**Short task**
Provide the number of lines where the word "Business" occurs, and no other text.

**Saved entries**
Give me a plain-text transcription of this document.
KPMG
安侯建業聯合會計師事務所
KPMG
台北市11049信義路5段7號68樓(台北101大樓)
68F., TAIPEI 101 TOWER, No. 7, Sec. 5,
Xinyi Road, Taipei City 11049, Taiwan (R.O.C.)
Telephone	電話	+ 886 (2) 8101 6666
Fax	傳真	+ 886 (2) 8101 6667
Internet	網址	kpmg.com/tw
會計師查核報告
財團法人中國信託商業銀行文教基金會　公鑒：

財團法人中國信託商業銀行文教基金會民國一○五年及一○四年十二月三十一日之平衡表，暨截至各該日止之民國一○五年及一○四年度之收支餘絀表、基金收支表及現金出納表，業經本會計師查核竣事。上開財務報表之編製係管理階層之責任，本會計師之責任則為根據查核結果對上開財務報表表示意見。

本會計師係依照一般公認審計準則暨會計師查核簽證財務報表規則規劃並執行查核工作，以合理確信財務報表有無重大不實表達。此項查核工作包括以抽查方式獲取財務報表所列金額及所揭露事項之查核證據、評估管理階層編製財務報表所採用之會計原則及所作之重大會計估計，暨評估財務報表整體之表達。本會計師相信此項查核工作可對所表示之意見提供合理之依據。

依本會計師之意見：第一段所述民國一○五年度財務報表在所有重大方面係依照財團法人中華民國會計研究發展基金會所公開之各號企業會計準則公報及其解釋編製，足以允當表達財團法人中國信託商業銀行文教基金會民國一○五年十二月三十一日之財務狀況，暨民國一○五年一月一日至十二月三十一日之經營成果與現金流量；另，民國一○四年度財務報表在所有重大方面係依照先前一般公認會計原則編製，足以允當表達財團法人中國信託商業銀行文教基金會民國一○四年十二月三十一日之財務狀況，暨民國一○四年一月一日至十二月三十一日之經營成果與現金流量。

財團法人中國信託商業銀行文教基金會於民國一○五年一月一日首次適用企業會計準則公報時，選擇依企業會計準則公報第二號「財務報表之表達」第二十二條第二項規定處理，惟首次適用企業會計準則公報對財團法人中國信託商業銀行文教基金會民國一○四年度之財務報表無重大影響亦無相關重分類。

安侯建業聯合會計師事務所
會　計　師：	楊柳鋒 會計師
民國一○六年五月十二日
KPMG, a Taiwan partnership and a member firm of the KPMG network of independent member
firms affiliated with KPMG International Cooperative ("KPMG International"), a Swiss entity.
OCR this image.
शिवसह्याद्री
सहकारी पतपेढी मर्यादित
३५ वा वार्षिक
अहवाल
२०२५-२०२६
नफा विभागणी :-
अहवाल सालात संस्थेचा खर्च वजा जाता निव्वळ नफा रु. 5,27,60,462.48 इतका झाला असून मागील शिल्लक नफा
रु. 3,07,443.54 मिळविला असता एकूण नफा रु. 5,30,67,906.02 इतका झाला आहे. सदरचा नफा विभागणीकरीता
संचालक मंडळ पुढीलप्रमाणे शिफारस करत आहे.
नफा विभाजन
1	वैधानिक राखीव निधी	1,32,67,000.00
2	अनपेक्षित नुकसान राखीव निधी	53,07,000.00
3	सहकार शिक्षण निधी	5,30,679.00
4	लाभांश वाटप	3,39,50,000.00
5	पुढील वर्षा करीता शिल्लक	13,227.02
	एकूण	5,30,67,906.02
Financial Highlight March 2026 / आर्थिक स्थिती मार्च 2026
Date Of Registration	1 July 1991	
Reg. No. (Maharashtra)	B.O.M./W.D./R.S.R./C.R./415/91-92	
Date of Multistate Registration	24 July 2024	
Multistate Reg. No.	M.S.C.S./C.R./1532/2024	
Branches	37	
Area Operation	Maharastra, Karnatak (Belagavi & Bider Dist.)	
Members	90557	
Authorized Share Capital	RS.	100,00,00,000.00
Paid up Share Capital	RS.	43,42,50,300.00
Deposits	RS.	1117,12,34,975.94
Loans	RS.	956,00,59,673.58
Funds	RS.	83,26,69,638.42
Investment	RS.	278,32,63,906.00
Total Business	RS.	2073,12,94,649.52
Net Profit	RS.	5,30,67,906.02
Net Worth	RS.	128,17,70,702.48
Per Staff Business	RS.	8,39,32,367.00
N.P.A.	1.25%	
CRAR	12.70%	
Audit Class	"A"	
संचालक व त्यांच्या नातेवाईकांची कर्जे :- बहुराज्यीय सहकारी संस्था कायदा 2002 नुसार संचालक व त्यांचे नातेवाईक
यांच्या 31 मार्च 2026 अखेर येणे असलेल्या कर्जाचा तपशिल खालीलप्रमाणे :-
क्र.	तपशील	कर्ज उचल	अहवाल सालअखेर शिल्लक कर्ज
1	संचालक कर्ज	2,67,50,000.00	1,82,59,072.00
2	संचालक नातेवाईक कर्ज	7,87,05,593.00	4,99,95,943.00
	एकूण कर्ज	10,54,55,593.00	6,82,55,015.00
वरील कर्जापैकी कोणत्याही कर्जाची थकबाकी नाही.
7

**Response**
2